> [Required task] List each line holding the string "structured".

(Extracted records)
+ + + +
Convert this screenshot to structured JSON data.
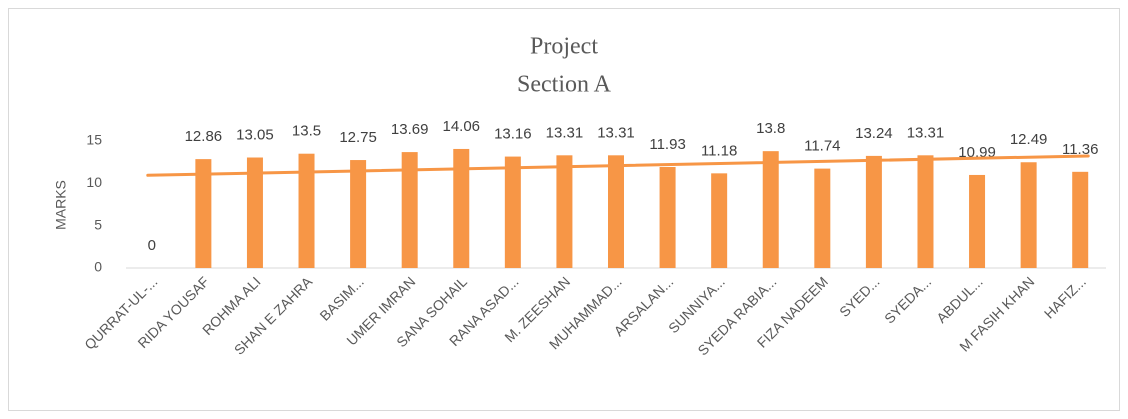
{
  "chart_data": {
    "type": "bar",
    "title": "Project",
    "subtitle": "Section A",
    "y_label": "MARKS",
    "categories": [
      "QURRAT-UL-...",
      "RIDA YOUSAF",
      "ROHMA ALI",
      "SHAN E ZAHRA",
      "BASIM...",
      "UMER IMRAN",
      "SANA SOHAIL",
      "RANA ASAD...",
      "M. ZEESHAN",
      "MUHAMMAD...",
      "ARSALAN...",
      "SUNNIYA...",
      "SYEDA RABIA...",
      "FIZA NADEEM",
      "SYED...",
      "SYEDA...",
      "ABDUL...",
      "M FASIH KHAN",
      "HAFIZ..."
    ],
    "values": [
      0,
      12.86,
      13.05,
      13.5,
      12.75,
      13.69,
      14.06,
      13.16,
      13.31,
      13.31,
      11.93,
      11.18,
      13.8,
      11.74,
      13.24,
      13.31,
      10.99,
      12.49,
      11.36
    ],
    "color": "#f79646",
    "trendline": "linear",
    "data_labels": true,
    "ylim": [
      0,
      15
    ],
    "yticks": [
      0,
      5,
      10,
      15
    ],
    "grid": false
  }
}
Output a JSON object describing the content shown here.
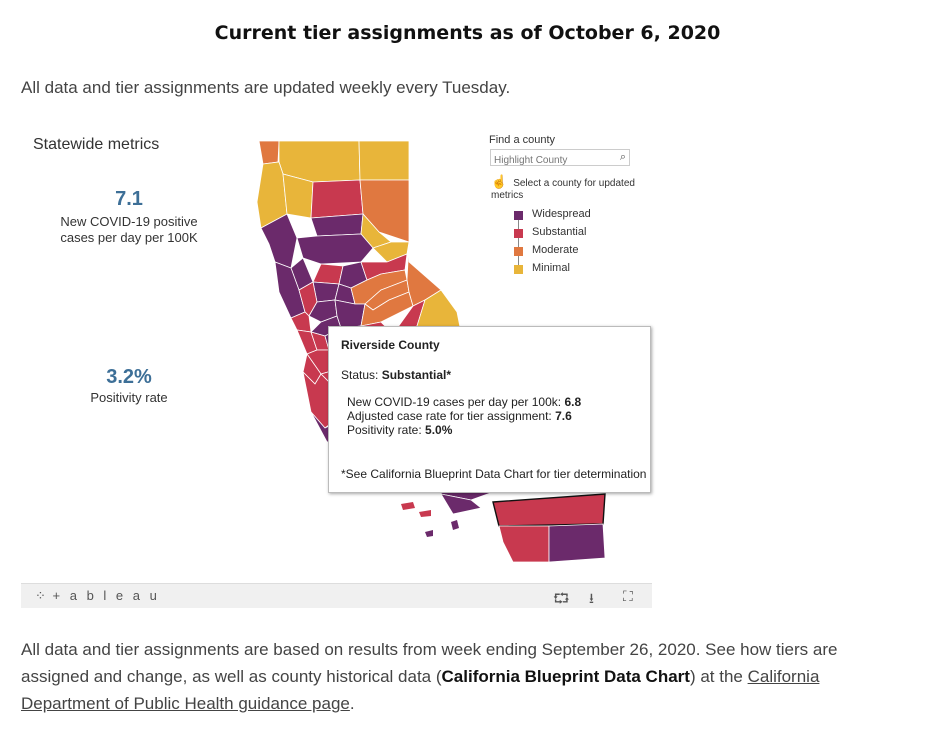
{
  "page": {
    "heading": "Current tier assignments as of October 6, 2020",
    "intro": "All data and tier assignments are updated weekly every Tuesday.",
    "outro_prefix": "All data and tier assignments are based on results from week ending September 26, 2020. See how tiers are assigned and change, as well as county historical data (",
    "outro_bold": "California Blueprint Data Chart",
    "outro_mid": ") at the ",
    "outro_link": "California Department of Public Health guidance page",
    "outro_end": "."
  },
  "metrics": {
    "title": "Statewide metrics",
    "case_rate_value": "7.1",
    "case_rate_label_1": "New COVID-19 positive",
    "case_rate_label_2": "cases per day per 100K",
    "positivity_value": "3.2%",
    "positivity_label": "Positivity rate"
  },
  "controls": {
    "find_label": "Find a county",
    "search_placeholder": "Highlight County",
    "hint": "Select a county for updated metrics"
  },
  "legend": [
    {
      "label": "Widespread",
      "color": "#6b2a6b"
    },
    {
      "label": "Substantial",
      "color": "#c8394f"
    },
    {
      "label": "Moderate",
      "color": "#e07840"
    },
    {
      "label": "Minimal",
      "color": "#e8b53a"
    }
  ],
  "tooltip": {
    "title": "Riverside County",
    "status_label": "Status:",
    "status_value": "Substantial*",
    "row1_label": "New COVID-19 cases per day per 100k:",
    "row1_value": "6.8",
    "row2_label": "Adjusted case rate for tier assignment:",
    "row2_value": "7.6",
    "row3_label": "Positivity rate:",
    "row3_value": "5.0%",
    "footnote": "*See California Blueprint Data Chart for tier determination"
  },
  "toolbar": {
    "brand": "+ a b l e a u",
    "icons": [
      "tableau-logo-icon",
      "share-icon",
      "download-icon",
      "fullscreen-icon"
    ]
  },
  "colors": {
    "widespread": "#6b2a6b",
    "substantial": "#c8394f",
    "moderate": "#e07840",
    "minimal": "#e8b53a",
    "metric_blue": "#3d6f97"
  }
}
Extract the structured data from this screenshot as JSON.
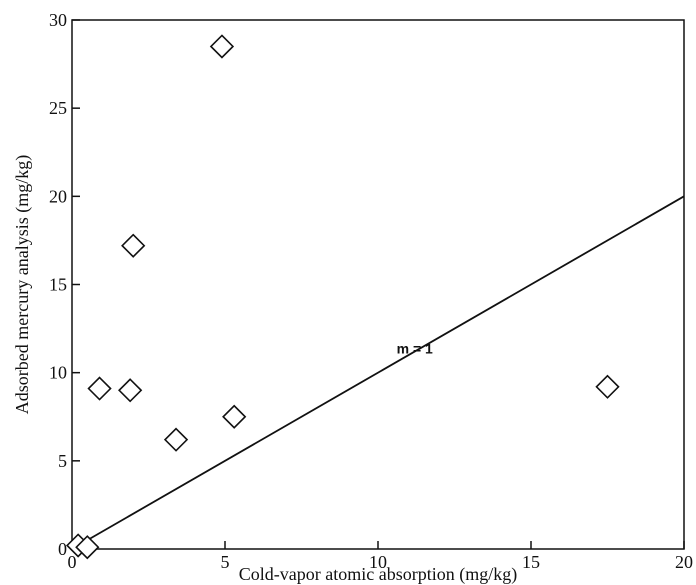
{
  "chart_data": {
    "type": "scatter",
    "xlabel": "Cold-vapor atomic absorption (mg/kg)",
    "ylabel": "Adsorbed mercury analysis (mg/kg)",
    "xlim": [
      0,
      20
    ],
    "ylim": [
      0,
      30
    ],
    "xticks": [
      "0",
      "5",
      "10",
      "15",
      "20"
    ],
    "yticks": [
      "0",
      "5",
      "10",
      "15",
      "20",
      "25",
      "30"
    ],
    "grid": false,
    "marker": "diamond",
    "points": [
      {
        "x": 0.2,
        "y": 0.2
      },
      {
        "x": 0.5,
        "y": 0.1
      },
      {
        "x": 0.9,
        "y": 9.1
      },
      {
        "x": 1.9,
        "y": 9.0
      },
      {
        "x": 2.0,
        "y": 17.2
      },
      {
        "x": 3.4,
        "y": 6.2
      },
      {
        "x": 4.9,
        "y": 28.5
      },
      {
        "x": 5.3,
        "y": 7.5
      },
      {
        "x": 17.5,
        "y": 9.2
      }
    ],
    "reference_line": {
      "label": "m = 1",
      "slope": 1,
      "x": [
        0,
        20
      ],
      "y": [
        0,
        20
      ]
    },
    "annotations": [
      {
        "text": "m = 1",
        "x": 11.2,
        "y": 11.1
      }
    ]
  }
}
+ + + +
> [Full output]
Convert this screenshot to structured JSON data.
Extract the structured data from this screenshot as JSON.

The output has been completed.